## Exercise objective
Provide the count of lines that hold "inizia" and no other output.

(Extracted records)
'''

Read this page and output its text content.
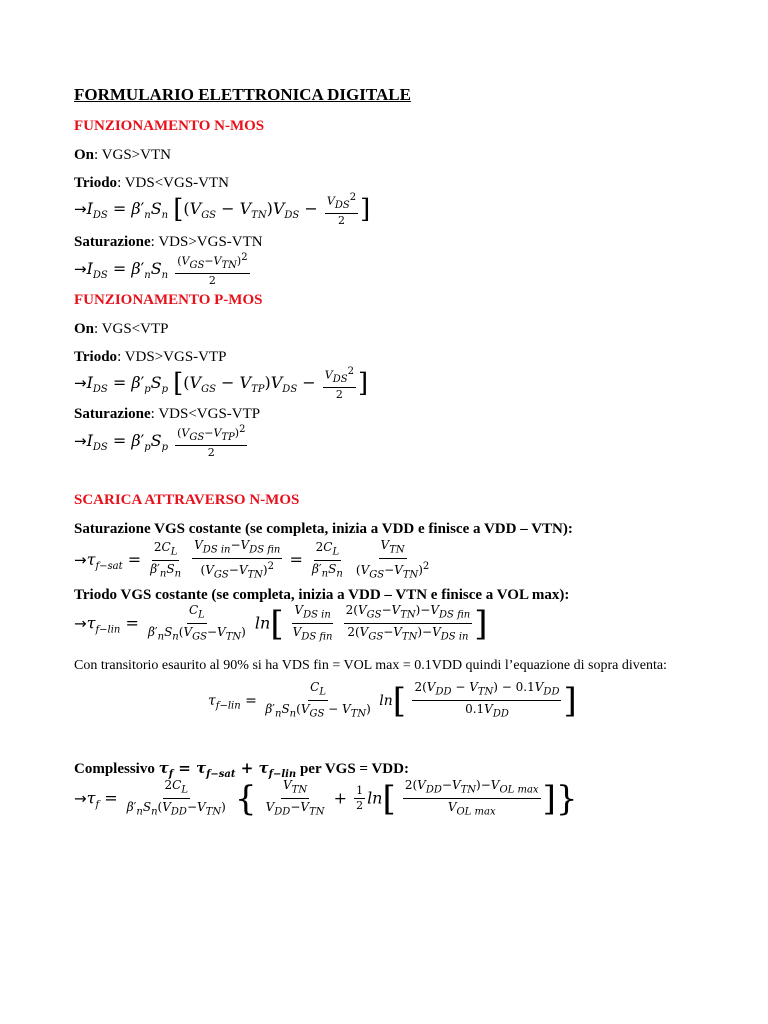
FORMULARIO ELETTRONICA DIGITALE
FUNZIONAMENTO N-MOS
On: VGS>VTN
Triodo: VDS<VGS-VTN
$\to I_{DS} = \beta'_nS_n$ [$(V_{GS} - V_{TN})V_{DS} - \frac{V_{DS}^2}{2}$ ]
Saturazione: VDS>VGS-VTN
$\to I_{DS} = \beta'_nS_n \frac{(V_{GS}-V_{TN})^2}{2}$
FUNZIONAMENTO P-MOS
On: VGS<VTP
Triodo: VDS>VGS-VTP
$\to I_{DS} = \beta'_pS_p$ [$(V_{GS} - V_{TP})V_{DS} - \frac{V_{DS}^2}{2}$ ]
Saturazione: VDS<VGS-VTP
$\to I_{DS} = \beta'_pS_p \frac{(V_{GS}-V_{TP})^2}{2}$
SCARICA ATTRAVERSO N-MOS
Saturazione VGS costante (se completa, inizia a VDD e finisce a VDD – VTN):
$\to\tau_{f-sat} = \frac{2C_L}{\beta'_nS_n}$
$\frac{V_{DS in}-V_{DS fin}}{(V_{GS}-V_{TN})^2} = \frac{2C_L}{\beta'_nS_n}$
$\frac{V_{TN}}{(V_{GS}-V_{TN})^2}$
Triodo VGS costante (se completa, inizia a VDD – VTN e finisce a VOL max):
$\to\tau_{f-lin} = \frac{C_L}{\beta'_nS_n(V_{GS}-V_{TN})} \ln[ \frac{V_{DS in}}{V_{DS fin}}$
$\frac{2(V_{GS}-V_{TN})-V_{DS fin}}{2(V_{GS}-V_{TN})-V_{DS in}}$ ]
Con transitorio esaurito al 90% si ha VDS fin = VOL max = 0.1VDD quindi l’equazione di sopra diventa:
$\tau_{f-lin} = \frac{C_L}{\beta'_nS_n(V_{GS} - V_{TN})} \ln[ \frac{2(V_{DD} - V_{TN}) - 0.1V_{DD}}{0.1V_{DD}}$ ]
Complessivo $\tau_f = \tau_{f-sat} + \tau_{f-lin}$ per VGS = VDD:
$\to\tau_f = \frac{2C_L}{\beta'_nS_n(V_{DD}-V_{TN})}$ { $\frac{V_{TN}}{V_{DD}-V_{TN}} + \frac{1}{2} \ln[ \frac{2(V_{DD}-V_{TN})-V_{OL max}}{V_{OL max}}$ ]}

'''

## Exercise result
2